:: Exercise materials
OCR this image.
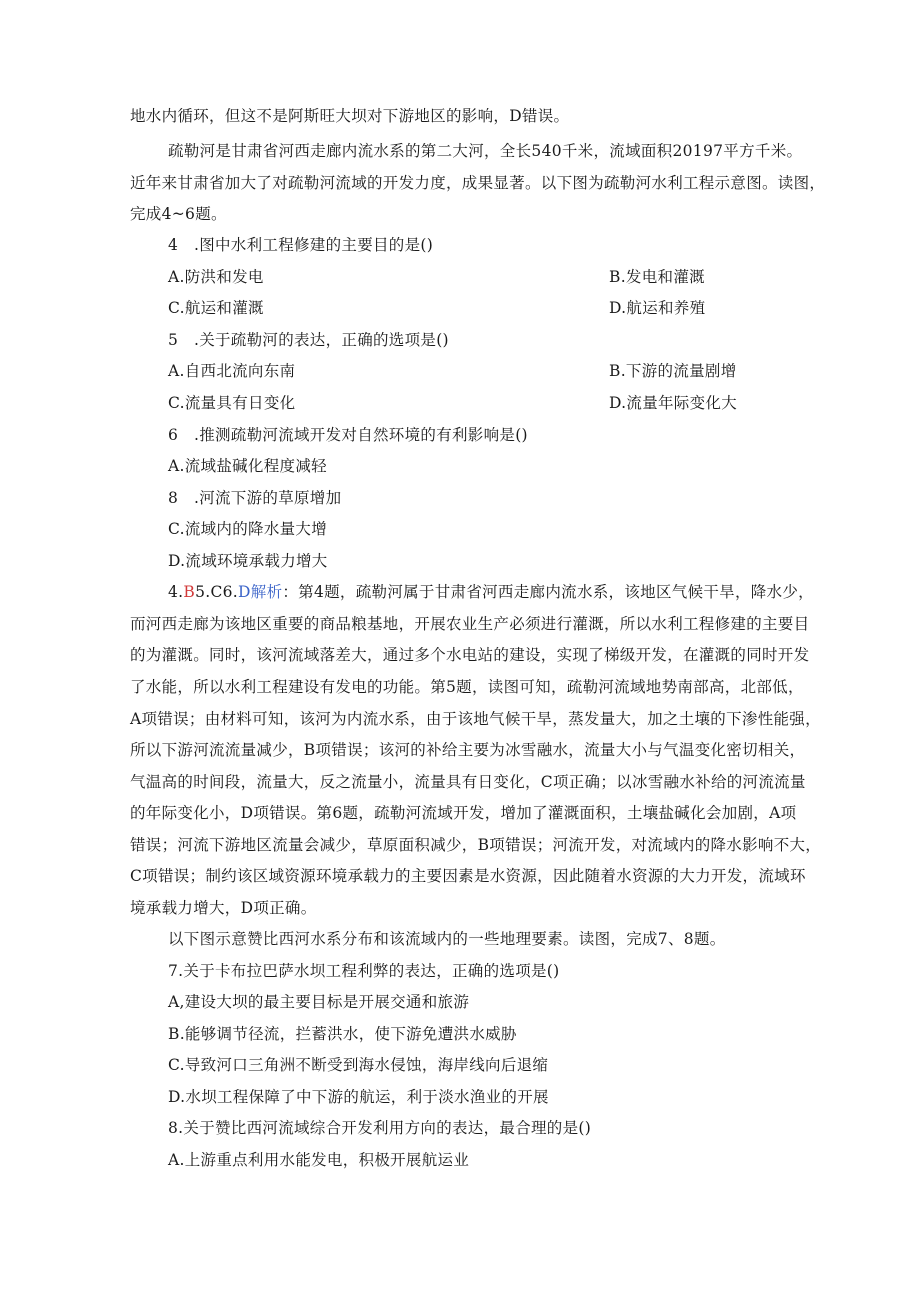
地水内循环，但这不是阿斯旺大坝对下游地区的影响，D错误。
疏勒河是甘肃省河西走廊内流水系的第二大河，全长540千米，流域面积20197平方千米。
近年来甘肃省加大了对疏勒河流域的开发力度，成果显著。以下图为疏勒河水利工程示意图。读图，
完成4~6题。
4　.图中水利工程修建的主要目的是()
A.防洪和发电	B.发电和灌溉
C.航运和灌溉	D.航运和养殖
5　.关于疏勒河的表达，正确的选项是()
A.自西北流向东南	B.下游的流量剧增
C.流量具有日变化	D.流量年际变化大
6　.推测疏勒河流域开发对自然环境的有利影响是()
A.流域盐碱化程度减轻
8　.河流下游的草原增加
C.流域内的降水量大增
D.流域环境承载力增大
4.B5.C6.D解析：第4题，疏勒河属于甘肃省河西走廊内流水系，该地区气候干旱，降水少，
而河西走廊为该地区重要的商品粮基地，开展农业生产必须进行灌溉，所以水利工程修建的主要目
的为灌溉。同时，该河流域落差大，通过多个水电站的建设，实现了梯级开发，在灌溉的同时开发
了水能，所以水利工程建设有发电的功能。第5题，读图可知，疏勒河流域地势南部高，北部低，
A项错误；由材料可知，该河为内流水系，由于该地气候干旱，蒸发量大，加之土壤的下渗性能强，
所以下游河流流量减少，B项错误；该河的补给主要为冰雪融水，流量大小与气温变化密切相关，
气温高的时间段，流量大，反之流量小，流量具有日变化，C项正确；以冰雪融水补给的河流流量
的年际变化小，D项错误。第6题，疏勒河流域开发，增加了灌溉面积，土壤盐碱化会加剧，A项
错误；河流下游地区流量会减少，草原面积减少，B项错误；河流开发，对流域内的降水影响不大，
C项错误；制约该区域资源环境承载力的主要因素是水资源，因此随着水资源的大力开发，流域环
境承载力增大，D项正确。
以下图示意赞比西河水系分布和该流域内的一些地理要素。读图，完成7、8题。
7.关于卡布拉巴萨水坝工程利弊的表达，正确的选项是()
A,建设大坝的最主要目标是开展交通和旅游
B.能够调节径流，拦蓄洪水，使下游免遭洪水威胁
C.导致河口三角洲不断受到海水侵蚀，海岸线向后退缩
D.水坝工程保障了中下游的航运，利于淡水渔业的开展
8.关于赞比西河流域综合开发利用方向的表达，最合理的是()
A.上游重点利用水能发电，积极开展航运业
::::
Task requirements: Repeat the material above word for word and skip every image in it.

Exercise response:
OCR this image.
地水内循环，但这不是阿斯旺大坝对下游地区的影响，D错误。
疏勒河是甘肃省河西走廊内流水系的第二大河，全长540千米，流域面积20197平方千米。
近年来甘肃省加大了对疏勒河流域的开发力度，成果显著。以下图为疏勒河水利工程示意图。读图，
完成4~6题。
4　.图中水利工程修建的主要目的是()
A.防洪和发电	B.发电和灌溉
C.航运和灌溉	D.航运和养殖
5　.关于疏勒河的表达，正确的选项是()
A.自西北流向东南	B.下游的流量剧增
C.流量具有日变化	D.流量年际变化大
6　.推测疏勒河流域开发对自然环境的有利影响是()
A.流域盐碱化程度减轻
8　.河流下游的草原增加
C.流域内的降水量大增
D.流域环境承载力增大
4.B5.C6.D解析：第4题，疏勒河属于甘肃省河西走廊内流水系，该地区气候干旱，降水少，
而河西走廊为该地区重要的商品粮基地，开展农业生产必须进行灌溉，所以水利工程修建的主要目
的为灌溉。同时，该河流域落差大，通过多个水电站的建设，实现了梯级开发，在灌溉的同时开发
了水能，所以水利工程建设有发电的功能。第5题，读图可知，疏勒河流域地势南部高，北部低，
A项错误；由材料可知，该河为内流水系，由于该地气候干旱，蒸发量大，加之土壤的下渗性能强，
所以下游河流流量减少，B项错误；该河的补给主要为冰雪融水，流量大小与气温变化密切相关，
气温高的时间段，流量大，反之流量小，流量具有日变化，C项正确；以冰雪融水补给的河流流量
的年际变化小，D项错误。第6题，疏勒河流域开发，增加了灌溉面积，土壤盐碱化会加剧，A项
错误；河流下游地区流量会减少，草原面积减少，B项错误；河流开发，对流域内的降水影响不大，
C项错误；制约该区域资源环境承载力的主要因素是水资源，因此随着水资源的大力开发，流域环
境承载力增大，D项正确。
以下图示意赞比西河水系分布和该流域内的一些地理要素。读图，完成7、8题。
7.关于卡布拉巴萨水坝工程利弊的表达，正确的选项是()
A,建设大坝的最主要目标是开展交通和旅游
B.能够调节径流，拦蓄洪水，使下游免遭洪水威胁
C.导致河口三角洲不断受到海水侵蚀，海岸线向后退缩
D.水坝工程保障了中下游的航运，利于淡水渔业的开展
8.关于赞比西河流域综合开发利用方向的表达，最合理的是()
A.上游重点利用水能发电，积极开展航运业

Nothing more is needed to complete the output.